What is needed: Transcribe each of the records below exactly, excluding all pictures.

** Begin **

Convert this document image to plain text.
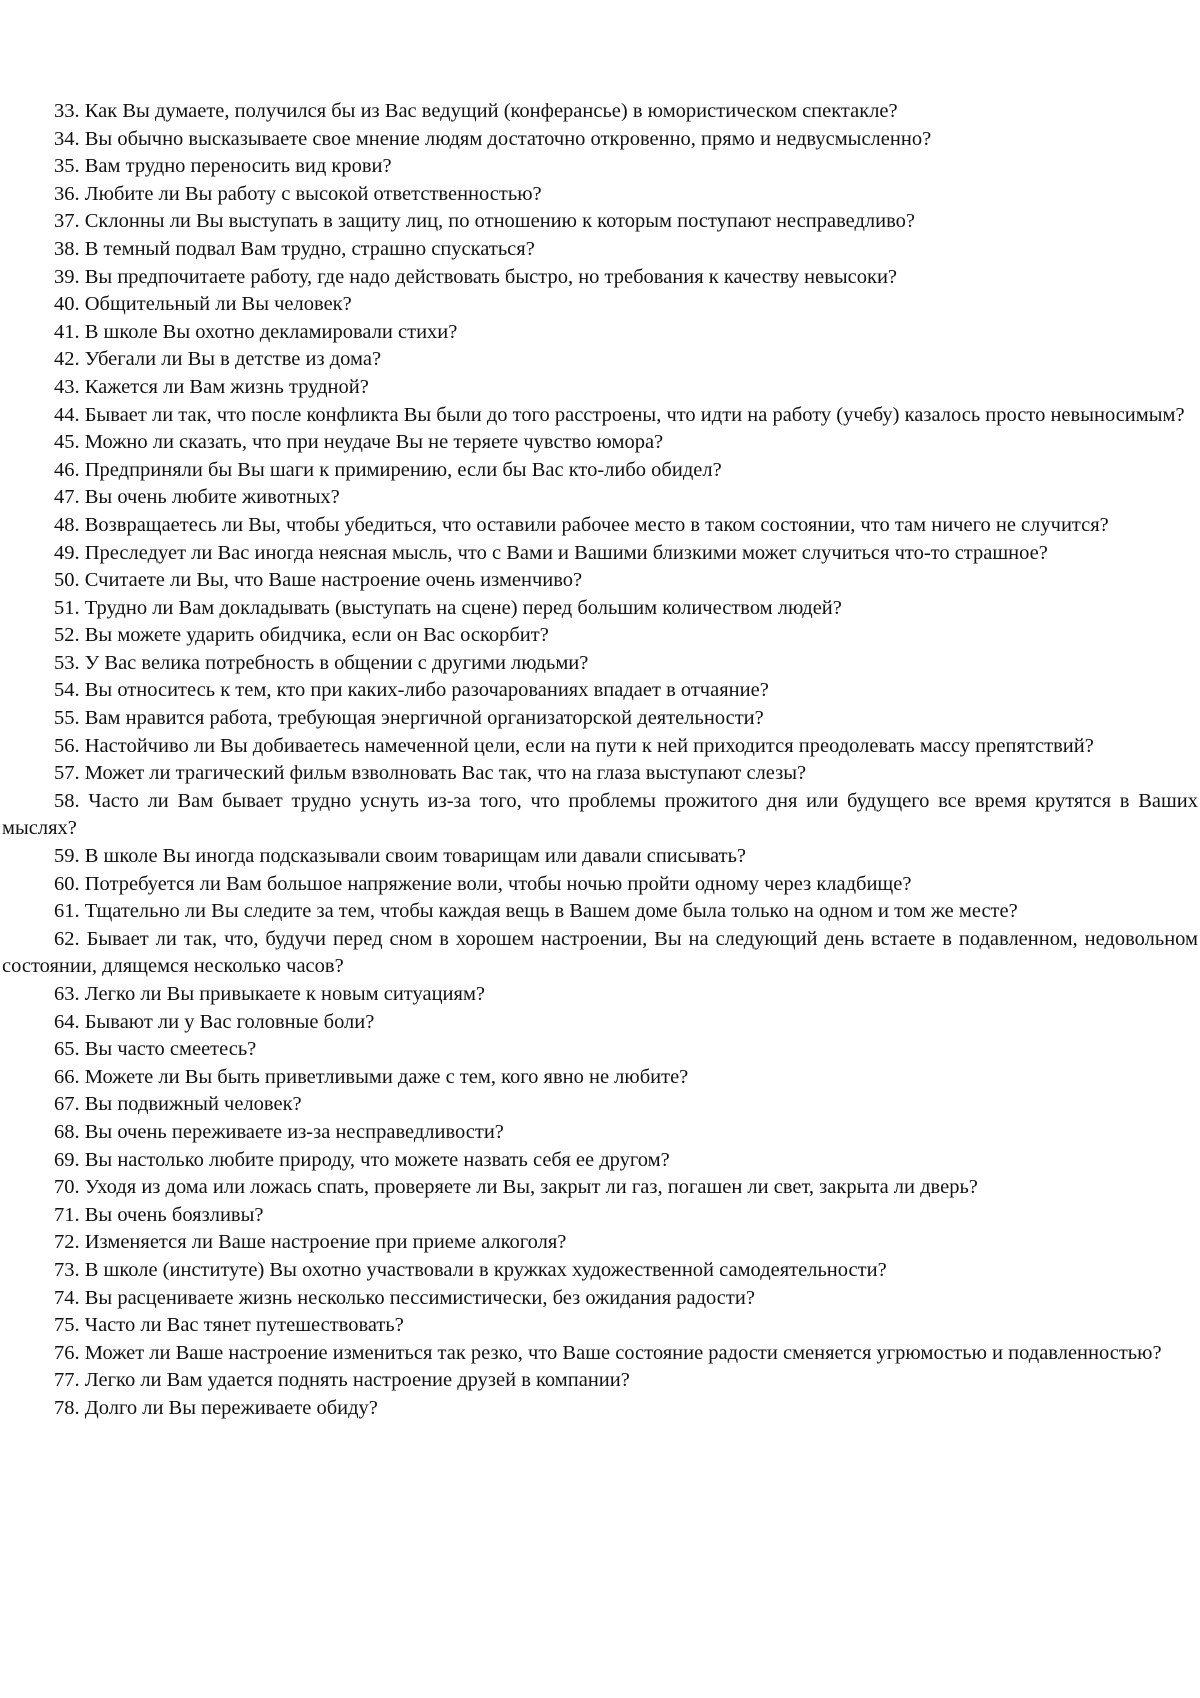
33. Как Вы думаете, получился бы из Вас ведущий (конферансье) в юмористическом спектакле?

34. Вы обычно высказываете свое мнение людям достаточно откровенно, прямо и недвусмысленно?

35. Вам трудно переносить вид крови?

36. Любите ли Вы работу с высокой ответственностью?

37. Склонны ли Вы выступать в защиту лиц, по отношению к которым поступают несправедливо?

38. В темный подвал Вам трудно, страшно спускаться?

39. Вы предпочитаете работу, где надо действовать быстро, но требования к качеству невысоки?

40. Общительный ли Вы человек?

41. В школе Вы охотно декламировали стихи?

42. Убегали ли Вы в детстве из дома?

43. Кажется ли Вам жизнь трудной?

44. Бывает ли так, что после конфликта Вы были до того расстроены, что идти на работу (учебу) казалось просто невыносимым?

45. Можно ли сказать, что при неудаче Вы не теряете чувство юмора?

46. Предприняли бы Вы шаги к примирению, если бы Вас кто-либо обидел?

47. Вы очень любите животных?

48. Возвращаетесь ли Вы, чтобы убедиться, что оставили рабочее место в таком состоянии, что там ничего не случится?

49. Преследует ли Вас иногда неясная мысль, что с Вами и Вашими близкими может случиться что-то страшное?

50. Считаете ли Вы, что Ваше настроение очень изменчиво?

51. Трудно ли Вам докладывать (выступать на сцене) перед большим количеством людей?

52. Вы можете ударить обидчика, если он Вас оскорбит?

53. У Вас велика потребность в общении с другими людьми?

54. Вы относитесь к тем, кто при каких-либо разочарованиях впадает в отчаяние?

55. Вам нравится работа, требующая энергичной организаторской деятельности?

56. Настойчиво ли Вы добиваетесь намеченной цели, если на пути к ней приходится преодолевать массу препятствий?

57. Может ли трагический фильм взволновать Вас так, что на глаза выступают слезы?

58. Часто ли Вам бывает трудно уснуть из-за того, что проблемы прожитого дня или будущего все время крутятся в Ваших мыслях?

59. В школе Вы иногда подсказывали своим товарищам или давали списывать?

60. Потребуется ли Вам большое напряжение воли, чтобы ночью пройти одному через кладбище?

61. Тщательно ли Вы следите за тем, чтобы каждая вещь в Вашем доме была только на одном и том же месте?

62. Бывает ли так, что, будучи перед сном в хорошем настроении, Вы на следующий день встаете в подавленном, недовольном состоянии, длящемся несколько часов?

63. Легко ли Вы привыкаете к новым ситуациям?

64. Бывают ли у Вас головные боли?

65. Вы часто смеетесь?

66. Можете ли Вы быть приветливыми даже с тем, кого явно не любите?

67. Вы подвижный человек?

68. Вы очень переживаете из-за несправедливости?

69. Вы настолько любите природу, что можете назвать себя ее другом?

70. Уходя из дома или ложась спать, проверяете ли Вы, закрыт ли газ, погашен ли свет, закрыта ли дверь?

71. Вы очень боязливы?

72. Изменяется ли Ваше настроение при приеме алкоголя?

73. В школе (институте) Вы охотно участвовали в кружках художественной самодеятельности?

74. Вы расцениваете жизнь несколько пессимистически, без ожидания радости?

75. Часто ли Вас тянет путешествовать?

76. Может ли Ваше настроение измениться так резко, что Ваше состояние радости сменяется угрюмостью и подавленностью?

77. Легко ли Вам удается поднять настроение друзей в компании?

78. Долго ли Вы переживаете обиду?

** End **

Full response:
Convert this document image to plain text.
33. Как Вы думаете, получился бы из Вас ведущий (конферансье) в юмористическом спектакле?

34. Вы обычно высказываете свое мнение людям достаточно откровенно, прямо и недвусмысленно?

35. Вам трудно переносить вид крови?

36. Любите ли Вы работу с высокой ответственностью?

37. Склонны ли Вы выступать в защиту лиц, по отношению к которым поступают несправедливо?

38. В темный подвал Вам трудно, страшно спускаться?

39. Вы предпочитаете работу, где надо действовать быстро, но требования к качеству невысоки?

40. Общительный ли Вы человек?

41. В школе Вы охотно декламировали стихи?

42. Убегали ли Вы в детстве из дома?

43. Кажется ли Вам жизнь трудной?

44. Бывает ли так, что после конфликта Вы были до того расстроены, что идти на работу (учебу) казалось просто невыносимым?

45. Можно ли сказать, что при неудаче Вы не теряете чувство юмора?

46. Предприняли бы Вы шаги к примирению, если бы Вас кто-либо обидел?

47. Вы очень любите животных?

48. Возвращаетесь ли Вы, чтобы убедиться, что оставили рабочее место в таком состоянии, что там ничего не случится?

49. Преследует ли Вас иногда неясная мысль, что с Вами и Вашими близкими может случиться что-то страшное?

50. Считаете ли Вы, что Ваше настроение очень изменчиво?

51. Трудно ли Вам докладывать (выступать на сцене) перед большим количеством людей?

52. Вы можете ударить обидчика, если он Вас оскорбит?

53. У Вас велика потребность в общении с другими людьми?

54. Вы относитесь к тем, кто при каких-либо разочарованиях впадает в отчаяние?

55. Вам нравится работа, требующая энергичной организаторской деятельности?

56. Настойчиво ли Вы добиваетесь намеченной цели, если на пути к ней приходится преодолевать массу препятствий?

57. Может ли трагический фильм взволновать Вас так, что на глаза выступают слезы?

58. Часто ли Вам бывает трудно уснуть из-за того, что проблемы прожитого дня или будущего все время крутятся в Ваших мыслях?

59. В школе Вы иногда подсказывали своим товарищам или давали списывать?

60. Потребуется ли Вам большое напряжение воли, чтобы ночью пройти одному через кладбище?

61. Тщательно ли Вы следите за тем, чтобы каждая вещь в Вашем доме была только на одном и том же месте?

62. Бывает ли так, что, будучи перед сном в хорошем настроении, Вы на следующий день встаете в подавленном, недовольном состоянии, длящемся несколько часов?

63. Легко ли Вы привыкаете к новым ситуациям?

64. Бывают ли у Вас головные боли?

65. Вы часто смеетесь?

66. Можете ли Вы быть приветливыми даже с тем, кого явно не любите?

67. Вы подвижный человек?

68. Вы очень переживаете из-за несправедливости?

69. Вы настолько любите природу, что можете назвать себя ее другом?

70. Уходя из дома или ложась спать, проверяете ли Вы, закрыт ли газ, погашен ли свет, закрыта ли дверь?

71. Вы очень боязливы?

72. Изменяется ли Ваше настроение при приеме алкоголя?

73. В школе (институте) Вы охотно участвовали в кружках художественной самодеятельности?

74. Вы расцениваете жизнь несколько пессимистически, без ожидания радости?

75. Часто ли Вас тянет путешествовать?

76. Может ли Ваше настроение измениться так резко, что Ваше состояние радости сменяется угрюмостью и подавленностью?

77. Легко ли Вам удается поднять настроение друзей в компании?

78. Долго ли Вы переживаете обиду?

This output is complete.